What to produce - Word for word, retype every entry in the listing.

Items -
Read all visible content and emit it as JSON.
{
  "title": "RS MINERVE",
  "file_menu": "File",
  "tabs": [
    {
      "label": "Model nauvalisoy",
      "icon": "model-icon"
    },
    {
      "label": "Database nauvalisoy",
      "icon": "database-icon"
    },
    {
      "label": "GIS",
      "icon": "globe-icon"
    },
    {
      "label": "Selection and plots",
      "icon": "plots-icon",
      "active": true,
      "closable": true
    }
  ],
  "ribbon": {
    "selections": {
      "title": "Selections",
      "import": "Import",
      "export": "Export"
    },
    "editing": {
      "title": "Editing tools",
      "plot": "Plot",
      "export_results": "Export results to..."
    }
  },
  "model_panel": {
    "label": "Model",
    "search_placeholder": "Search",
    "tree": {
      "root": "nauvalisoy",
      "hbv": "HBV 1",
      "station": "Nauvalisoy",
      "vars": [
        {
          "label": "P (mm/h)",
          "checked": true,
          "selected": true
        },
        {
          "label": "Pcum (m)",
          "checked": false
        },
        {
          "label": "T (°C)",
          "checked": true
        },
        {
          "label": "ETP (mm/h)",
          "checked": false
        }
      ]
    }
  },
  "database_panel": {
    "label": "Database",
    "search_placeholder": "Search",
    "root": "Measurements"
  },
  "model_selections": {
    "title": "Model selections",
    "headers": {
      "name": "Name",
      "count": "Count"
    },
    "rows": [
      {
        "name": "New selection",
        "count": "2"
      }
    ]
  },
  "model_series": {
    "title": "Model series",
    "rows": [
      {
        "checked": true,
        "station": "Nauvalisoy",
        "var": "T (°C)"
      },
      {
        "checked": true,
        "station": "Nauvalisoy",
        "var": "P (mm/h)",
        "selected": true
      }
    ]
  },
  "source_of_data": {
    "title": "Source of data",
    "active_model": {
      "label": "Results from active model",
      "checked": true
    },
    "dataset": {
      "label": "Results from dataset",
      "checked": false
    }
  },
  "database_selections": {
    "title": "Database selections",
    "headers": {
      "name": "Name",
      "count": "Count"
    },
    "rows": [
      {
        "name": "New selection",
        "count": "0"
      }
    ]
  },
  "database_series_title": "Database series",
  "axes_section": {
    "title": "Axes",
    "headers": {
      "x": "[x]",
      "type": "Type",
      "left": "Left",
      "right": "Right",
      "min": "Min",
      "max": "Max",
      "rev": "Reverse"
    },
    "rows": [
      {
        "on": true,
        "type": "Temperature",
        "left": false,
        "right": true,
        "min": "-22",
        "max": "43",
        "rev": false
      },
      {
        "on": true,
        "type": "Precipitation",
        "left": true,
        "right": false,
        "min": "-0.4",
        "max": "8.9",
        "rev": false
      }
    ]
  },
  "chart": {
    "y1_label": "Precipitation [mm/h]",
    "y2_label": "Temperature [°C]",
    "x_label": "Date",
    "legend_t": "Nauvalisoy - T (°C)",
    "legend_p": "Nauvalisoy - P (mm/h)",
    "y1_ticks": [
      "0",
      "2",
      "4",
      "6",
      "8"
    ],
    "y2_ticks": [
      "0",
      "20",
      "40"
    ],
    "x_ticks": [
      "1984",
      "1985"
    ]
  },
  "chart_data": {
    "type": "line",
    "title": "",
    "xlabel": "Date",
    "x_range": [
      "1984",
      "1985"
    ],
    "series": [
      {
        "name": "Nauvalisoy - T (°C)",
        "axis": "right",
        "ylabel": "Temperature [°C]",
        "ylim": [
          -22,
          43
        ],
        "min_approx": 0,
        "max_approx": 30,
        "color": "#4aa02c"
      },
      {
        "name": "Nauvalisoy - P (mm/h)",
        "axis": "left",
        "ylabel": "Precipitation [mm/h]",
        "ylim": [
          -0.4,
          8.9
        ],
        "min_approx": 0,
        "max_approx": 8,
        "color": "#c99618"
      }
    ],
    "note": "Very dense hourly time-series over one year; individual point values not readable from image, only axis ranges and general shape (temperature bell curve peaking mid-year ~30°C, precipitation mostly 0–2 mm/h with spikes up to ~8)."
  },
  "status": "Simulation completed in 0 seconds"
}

Full response -
Read all visible content and emit it as JSON.
{
  "title": "RS MINERVE",
  "file_menu": "File",
  "tabs": [
    {
      "label": "Model nauvalisoy",
      "icon": "model-icon"
    },
    {
      "label": "Database nauvalisoy",
      "icon": "database-icon"
    },
    {
      "label": "GIS",
      "icon": "globe-icon"
    },
    {
      "label": "Selection and plots",
      "icon": "plots-icon",
      "active": true,
      "closable": true
    }
  ],
  "ribbon": {
    "selections": {
      "title": "Selections",
      "import": "Import",
      "export": "Export"
    },
    "editing": {
      "title": "Editing tools",
      "plot": "Plot",
      "export_results": "Export results to..."
    }
  },
  "model_panel": {
    "label": "Model",
    "search_placeholder": "Search",
    "tree": {
      "root": "nauvalisoy",
      "hbv": "HBV 1",
      "station": "Nauvalisoy",
      "vars": [
        {
          "label": "P (mm/h)",
          "checked": true,
          "selected": true
        },
        {
          "label": "Pcum (m)",
          "checked": false
        },
        {
          "label": "T (°C)",
          "checked": true
        },
        {
          "label": "ETP (mm/h)",
          "checked": false
        }
      ]
    }
  },
  "database_panel": {
    "label": "Database",
    "search_placeholder": "Search",
    "root": "Measurements"
  },
  "model_selections": {
    "title": "Model selections",
    "headers": {
      "name": "Name",
      "count": "Count"
    },
    "rows": [
      {
        "name": "New selection",
        "count": "2"
      }
    ]
  },
  "model_series": {
    "title": "Model series",
    "rows": [
      {
        "checked": true,
        "station": "Nauvalisoy",
        "var": "T (°C)"
      },
      {
        "checked": true,
        "station": "Nauvalisoy",
        "var": "P (mm/h)",
        "selected": true
      }
    ]
  },
  "source_of_data": {
    "title": "Source of data",
    "active_model": {
      "label": "Results from active model",
      "checked": true
    },
    "dataset": {
      "label": "Results from dataset",
      "checked": false
    }
  },
  "database_selections": {
    "title": "Database selections",
    "headers": {
      "name": "Name",
      "count": "Count"
    },
    "rows": [
      {
        "name": "New selection",
        "count": "0"
      }
    ]
  },
  "database_series_title": "Database series",
  "axes_section": {
    "title": "Axes",
    "headers": {
      "x": "[x]",
      "type": "Type",
      "left": "Left",
      "right": "Right",
      "min": "Min",
      "max": "Max",
      "rev": "Reverse"
    },
    "rows": [
      {
        "on": true,
        "type": "Temperature",
        "left": false,
        "right": true,
        "min": "-22",
        "max": "43",
        "rev": false
      },
      {
        "on": true,
        "type": "Precipitation",
        "left": true,
        "right": false,
        "min": "-0.4",
        "max": "8.9",
        "rev": false
      }
    ]
  },
  "chart": {
    "y1_label": "Precipitation [mm/h]",
    "y2_label": "Temperature [°C]",
    "x_label": "Date",
    "legend_t": "Nauvalisoy - T (°C)",
    "legend_p": "Nauvalisoy - P (mm/h)",
    "y1_ticks": [
      "0",
      "2",
      "4",
      "6",
      "8"
    ],
    "y2_ticks": [
      "0",
      "20",
      "40"
    ],
    "x_ticks": [
      "1984",
      "1985"
    ]
  },
  "chart_data": {
    "type": "line",
    "title": "",
    "xlabel": "Date",
    "x_range": [
      "1984",
      "1985"
    ],
    "series": [
      {
        "name": "Nauvalisoy - T (°C)",
        "axis": "right",
        "ylabel": "Temperature [°C]",
        "ylim": [
          -22,
          43
        ],
        "min_approx": 0,
        "max_approx": 30,
        "color": "#4aa02c"
      },
      {
        "name": "Nauvalisoy - P (mm/h)",
        "axis": "left",
        "ylabel": "Precipitation [mm/h]",
        "ylim": [
          -0.4,
          8.9
        ],
        "min_approx": 0,
        "max_approx": 8,
        "color": "#c99618"
      }
    ],
    "note": "Very dense hourly time-series over one year; individual point values not readable from image, only axis ranges and general shape (temperature bell curve peaking mid-year ~30°C, precipitation mostly 0–2 mm/h with spikes up to ~8)."
  },
  "status": "Simulation completed in 0 seconds"
}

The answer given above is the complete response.